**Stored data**
>>>>>
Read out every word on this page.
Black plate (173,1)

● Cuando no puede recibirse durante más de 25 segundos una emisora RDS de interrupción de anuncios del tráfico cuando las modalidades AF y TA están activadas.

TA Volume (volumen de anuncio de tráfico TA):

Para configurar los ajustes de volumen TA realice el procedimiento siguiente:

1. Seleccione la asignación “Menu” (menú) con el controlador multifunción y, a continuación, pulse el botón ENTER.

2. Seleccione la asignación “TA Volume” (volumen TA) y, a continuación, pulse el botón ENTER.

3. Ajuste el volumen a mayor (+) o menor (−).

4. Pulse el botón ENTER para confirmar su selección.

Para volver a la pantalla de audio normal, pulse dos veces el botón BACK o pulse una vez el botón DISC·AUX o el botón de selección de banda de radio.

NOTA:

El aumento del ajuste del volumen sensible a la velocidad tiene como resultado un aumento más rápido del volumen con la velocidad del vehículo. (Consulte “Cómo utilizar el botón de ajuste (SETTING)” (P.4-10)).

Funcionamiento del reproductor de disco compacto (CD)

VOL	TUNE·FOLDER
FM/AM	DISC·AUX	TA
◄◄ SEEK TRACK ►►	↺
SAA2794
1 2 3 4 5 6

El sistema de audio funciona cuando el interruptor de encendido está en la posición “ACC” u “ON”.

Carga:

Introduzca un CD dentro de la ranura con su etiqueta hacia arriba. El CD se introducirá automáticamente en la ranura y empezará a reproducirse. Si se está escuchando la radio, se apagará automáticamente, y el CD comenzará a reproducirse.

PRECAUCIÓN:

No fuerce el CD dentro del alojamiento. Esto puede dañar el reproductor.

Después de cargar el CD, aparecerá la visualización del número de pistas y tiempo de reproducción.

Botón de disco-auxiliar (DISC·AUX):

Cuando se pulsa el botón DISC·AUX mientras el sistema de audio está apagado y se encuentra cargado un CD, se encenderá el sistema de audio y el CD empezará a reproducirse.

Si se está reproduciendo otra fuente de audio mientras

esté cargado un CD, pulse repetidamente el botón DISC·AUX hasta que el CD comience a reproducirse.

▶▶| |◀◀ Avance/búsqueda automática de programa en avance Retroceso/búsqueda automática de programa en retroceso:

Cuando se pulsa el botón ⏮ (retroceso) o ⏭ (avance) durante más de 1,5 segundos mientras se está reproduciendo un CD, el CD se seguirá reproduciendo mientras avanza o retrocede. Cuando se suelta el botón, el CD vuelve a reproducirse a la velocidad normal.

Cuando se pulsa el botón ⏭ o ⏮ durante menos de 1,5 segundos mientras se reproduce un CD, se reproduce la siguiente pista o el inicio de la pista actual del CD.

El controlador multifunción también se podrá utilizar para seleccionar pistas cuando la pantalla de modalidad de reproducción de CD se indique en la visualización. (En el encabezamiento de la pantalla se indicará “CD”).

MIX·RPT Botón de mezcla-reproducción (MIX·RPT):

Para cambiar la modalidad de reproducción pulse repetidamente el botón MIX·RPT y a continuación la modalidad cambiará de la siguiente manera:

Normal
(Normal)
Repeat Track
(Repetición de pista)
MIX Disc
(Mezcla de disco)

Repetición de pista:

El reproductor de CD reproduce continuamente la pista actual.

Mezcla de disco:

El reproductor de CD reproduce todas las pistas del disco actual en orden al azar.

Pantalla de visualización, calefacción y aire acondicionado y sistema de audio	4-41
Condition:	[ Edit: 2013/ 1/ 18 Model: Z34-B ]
<<<<<
**Exercise objective**
Transcribe the data above in full, exactly.

**Exercise solution**
Read out every word on this page.
Black plate (173,1)

● Cuando no puede recibirse durante más de 25 segundos una emisora RDS de interrupción de anuncios del tráfico cuando las modalidades AF y TA están activadas.

TA Volume (volumen de anuncio de tráfico TA):

Para configurar los ajustes de volumen TA realice el procedimiento siguiente:

1. Seleccione la asignación “Menu” (menú) con el controlador multifunción y, a continuación, pulse el botón ENTER.

2. Seleccione la asignación “TA Volume” (volumen TA) y, a continuación, pulse el botón ENTER.

3. Ajuste el volumen a mayor (+) o menor (−).

4. Pulse el botón ENTER para confirmar su selección.

Para volver a la pantalla de audio normal, pulse dos veces el botón BACK o pulse una vez el botón DISC·AUX o el botón de selección de banda de radio.

NOTA:

El aumento del ajuste del volumen sensible a la velocidad tiene como resultado un aumento más rápido del volumen con la velocidad del vehículo. (Consulte “Cómo utilizar el botón de ajuste (SETTING)” (P.4-10)).

Funcionamiento del reproductor de disco compacto (CD)

VOL	TUNE·FOLDER
FM/AM	DISC·AUX	TA
◄◄ SEEK TRACK ►►	↺
SAA2794
1 2 3 4 5 6

El sistema de audio funciona cuando el interruptor de encendido está en la posición “ACC” u “ON”.

Carga:

Introduzca un CD dentro de la ranura con su etiqueta hacia arriba. El CD se introducirá automáticamente en la ranura y empezará a reproducirse. Si se está escuchando la radio, se apagará automáticamente, y el CD comenzará a reproducirse.

PRECAUCIÓN:

No fuerce el CD dentro del alojamiento. Esto puede dañar el reproductor.

Después de cargar el CD, aparecerá la visualización del número de pistas y tiempo de reproducción.

Botón de disco-auxiliar (DISC·AUX):

Cuando se pulsa el botón DISC·AUX mientras el sistema de audio está apagado y se encuentra cargado un CD, se encenderá el sistema de audio y el CD empezará a reproducirse.

Si se está reproduciendo otra fuente de audio mientras

esté cargado un CD, pulse repetidamente el botón DISC·AUX hasta que el CD comience a reproducirse.

▶▶| |◀◀ Avance/búsqueda automática de programa en avance Retroceso/búsqueda automática de programa en retroceso:

Cuando se pulsa el botón ⏮ (retroceso) o ⏭ (avance) durante más de 1,5 segundos mientras se está reproduciendo un CD, el CD se seguirá reproduciendo mientras avanza o retrocede. Cuando se suelta el botón, el CD vuelve a reproducirse a la velocidad normal.

Cuando se pulsa el botón ⏭ o ⏮ durante menos de 1,5 segundos mientras se reproduce un CD, se reproduce la siguiente pista o el inicio de la pista actual del CD.

El controlador multifunción también se podrá utilizar para seleccionar pistas cuando la pantalla de modalidad de reproducción de CD se indique en la visualización. (En el encabezamiento de la pantalla se indicará “CD”).

MIX·RPT Botón de mezcla-reproducción (MIX·RPT):

Para cambiar la modalidad de reproducción pulse repetidamente el botón MIX·RPT y a continuación la modalidad cambiará de la siguiente manera:

Normal
(Normal)
Repeat Track
(Repetición de pista)
MIX Disc
(Mezcla de disco)

Repetición de pista:

El reproductor de CD reproduce continuamente la pista actual.

Mezcla de disco:

El reproductor de CD reproduce todas las pistas del disco actual en orden al azar.

Pantalla de visualización, calefacción y aire acondicionado y sistema de audio	4-41
Condition:	[ Edit: 2013/ 1/ 18 Model: Z34-B ]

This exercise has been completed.